= WORK TO COMPLETE =
Can you print the data exactly and leave out each image?

= ENTRIES PROVIDED =
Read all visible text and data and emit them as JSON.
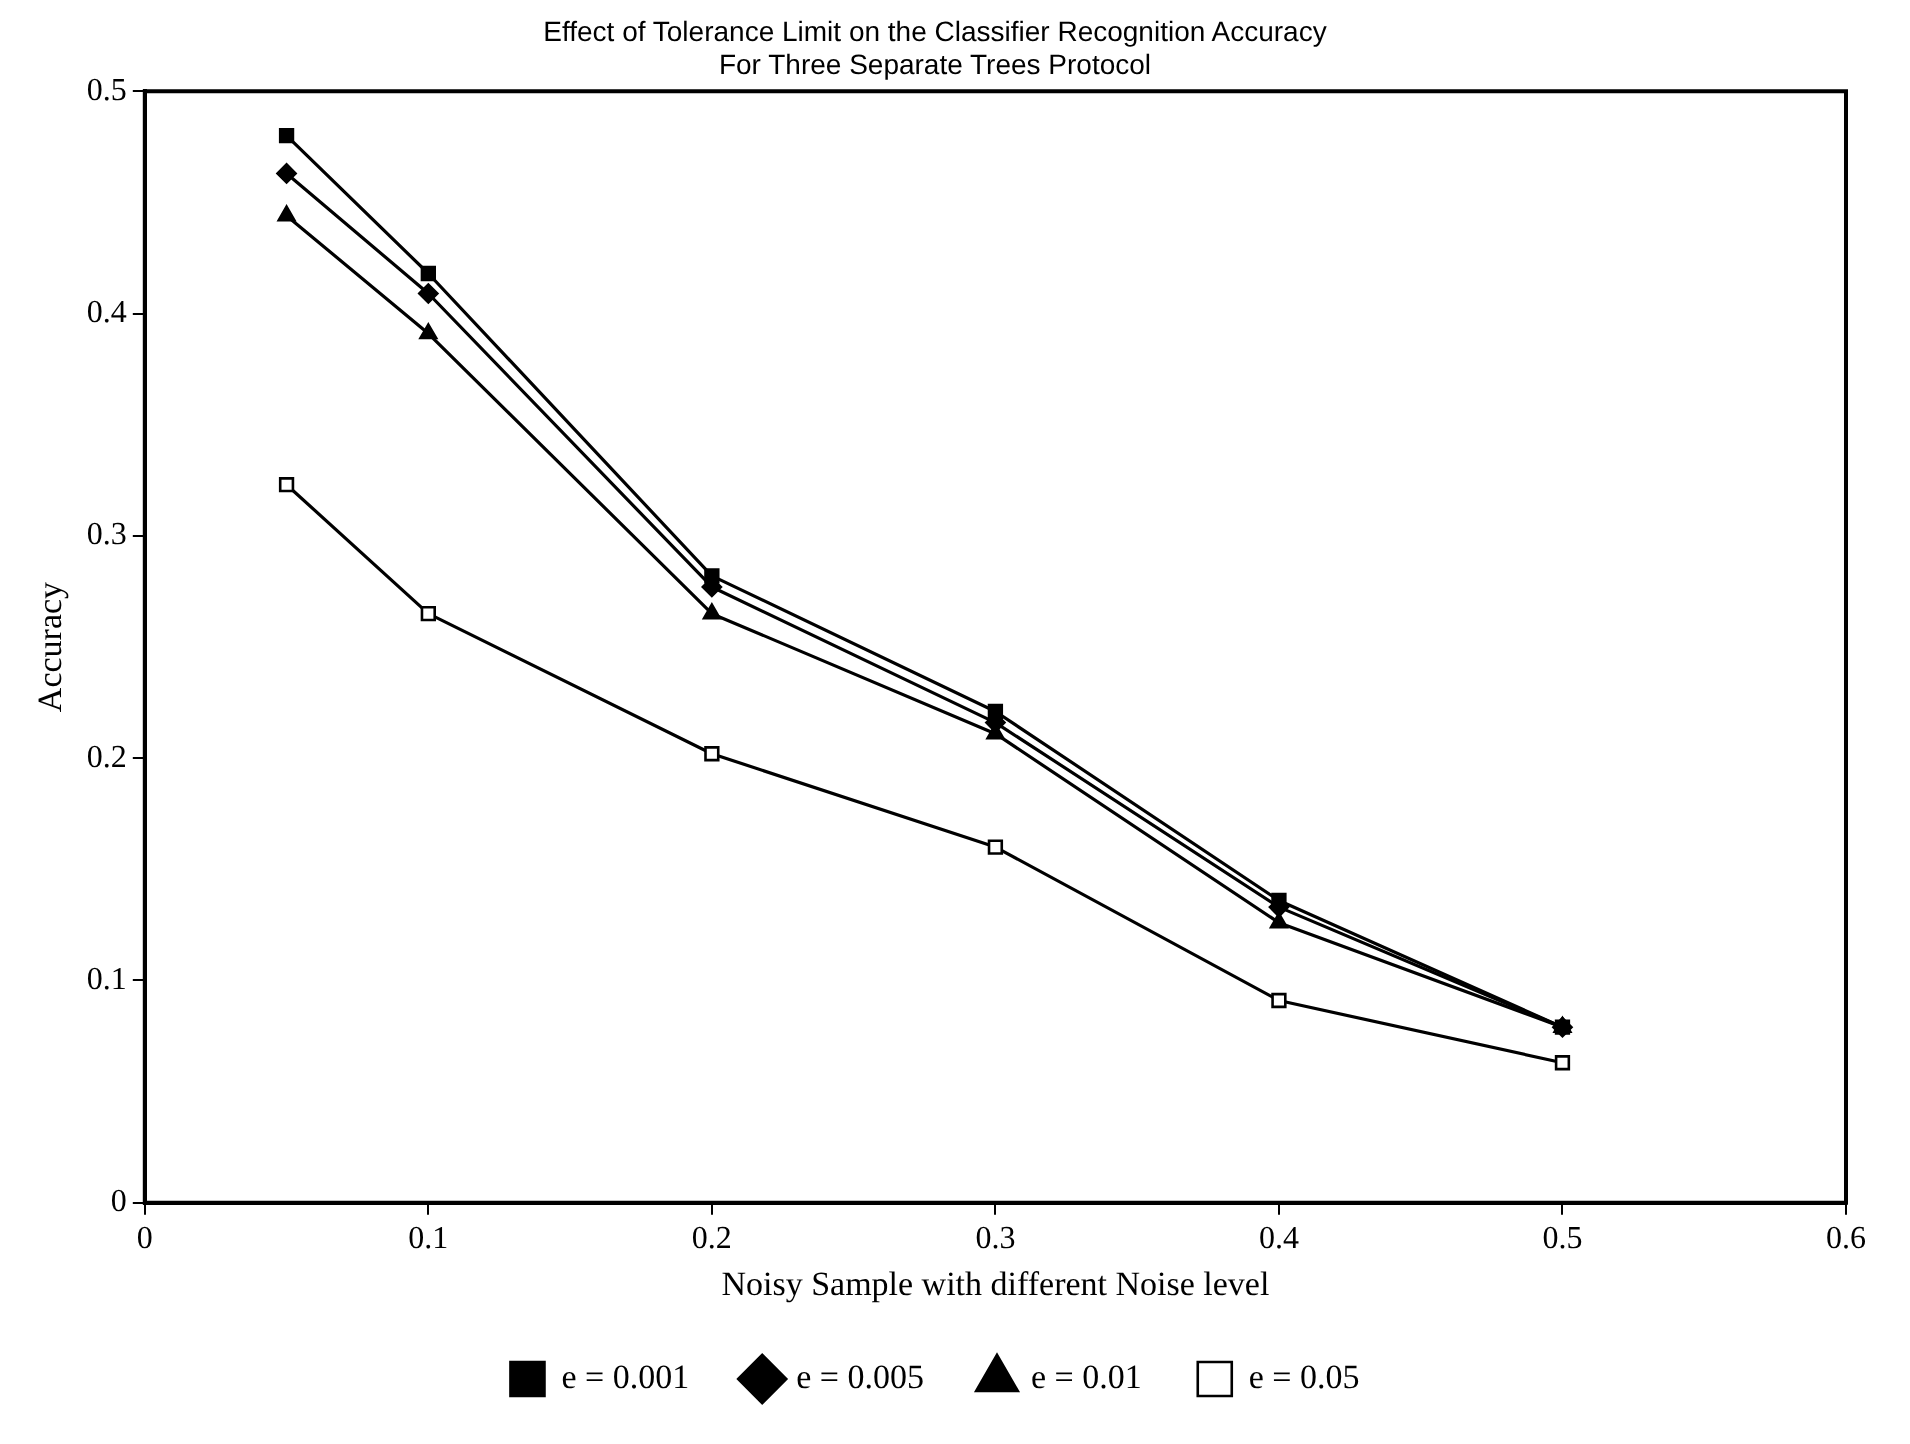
{
  "chart_data": {
    "type": "line",
    "title": "Effect of Tolerance Limit on the Classifier Recognition Accuracy\nFor Three Separate Trees Protocol",
    "xlabel": "Noisy Sample with different Noise level",
    "ylabel": "Accuracy",
    "x": [
      0.05,
      0.1,
      0.2,
      0.3,
      0.4,
      0.5
    ],
    "series": [
      {
        "name": "e = 0.001",
        "color": "#000000",
        "marker": "square",
        "values": [
          0.48,
          0.418,
          0.282,
          0.221,
          0.136,
          0.079
        ]
      },
      {
        "name": "e = 0.005",
        "color": "#000000",
        "marker": "diamond",
        "values": [
          0.463,
          0.409,
          0.277,
          0.216,
          0.133,
          0.079
        ]
      },
      {
        "name": "e = 0.01",
        "color": "#000000",
        "marker": "triangle",
        "values": [
          0.444,
          0.391,
          0.265,
          0.211,
          0.126,
          0.079
        ]
      },
      {
        "name": "e = 0.05",
        "color": "#000000",
        "marker": "square",
        "values": [
          0.323,
          0.265,
          0.202,
          0.16,
          0.091,
          0.063
        ]
      }
    ],
    "xlim": [
      0,
      0.6
    ],
    "xticks": [
      0,
      0.1,
      0.2,
      0.3,
      0.4,
      0.5,
      0.6
    ],
    "ylim": [
      0,
      0.5
    ],
    "yticks": [
      0,
      0.1,
      0.2,
      0.3,
      0.4,
      0.5
    ],
    "grid": false,
    "legend": "bottom",
    "line_style": "solid"
  }
}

= TASK RESULT =
Read all visible text and data and emit them as JSON.
{
  "chart_data": {
    "type": "line",
    "title": "Effect of Tolerance Limit on the Classifier Recognition Accuracy\nFor Three Separate Trees Protocol",
    "xlabel": "Noisy Sample with different Noise level",
    "ylabel": "Accuracy",
    "x": [
      0.05,
      0.1,
      0.2,
      0.3,
      0.4,
      0.5
    ],
    "series": [
      {
        "name": "e = 0.001",
        "color": "#000000",
        "marker": "square",
        "values": [
          0.48,
          0.418,
          0.282,
          0.221,
          0.136,
          0.079
        ]
      },
      {
        "name": "e = 0.005",
        "color": "#000000",
        "marker": "diamond",
        "values": [
          0.463,
          0.409,
          0.277,
          0.216,
          0.133,
          0.079
        ]
      },
      {
        "name": "e = 0.01",
        "color": "#000000",
        "marker": "triangle",
        "values": [
          0.444,
          0.391,
          0.265,
          0.211,
          0.126,
          0.079
        ]
      },
      {
        "name": "e = 0.05",
        "color": "#000000",
        "marker": "square",
        "values": [
          0.323,
          0.265,
          0.202,
          0.16,
          0.091,
          0.063
        ]
      }
    ],
    "xlim": [
      0,
      0.6
    ],
    "xticks": [
      0,
      0.1,
      0.2,
      0.3,
      0.4,
      0.5,
      0.6
    ],
    "ylim": [
      0,
      0.5
    ],
    "yticks": [
      0,
      0.1,
      0.2,
      0.3,
      0.4,
      0.5
    ],
    "grid": false,
    "legend": "bottom",
    "line_style": "solid"
  }
}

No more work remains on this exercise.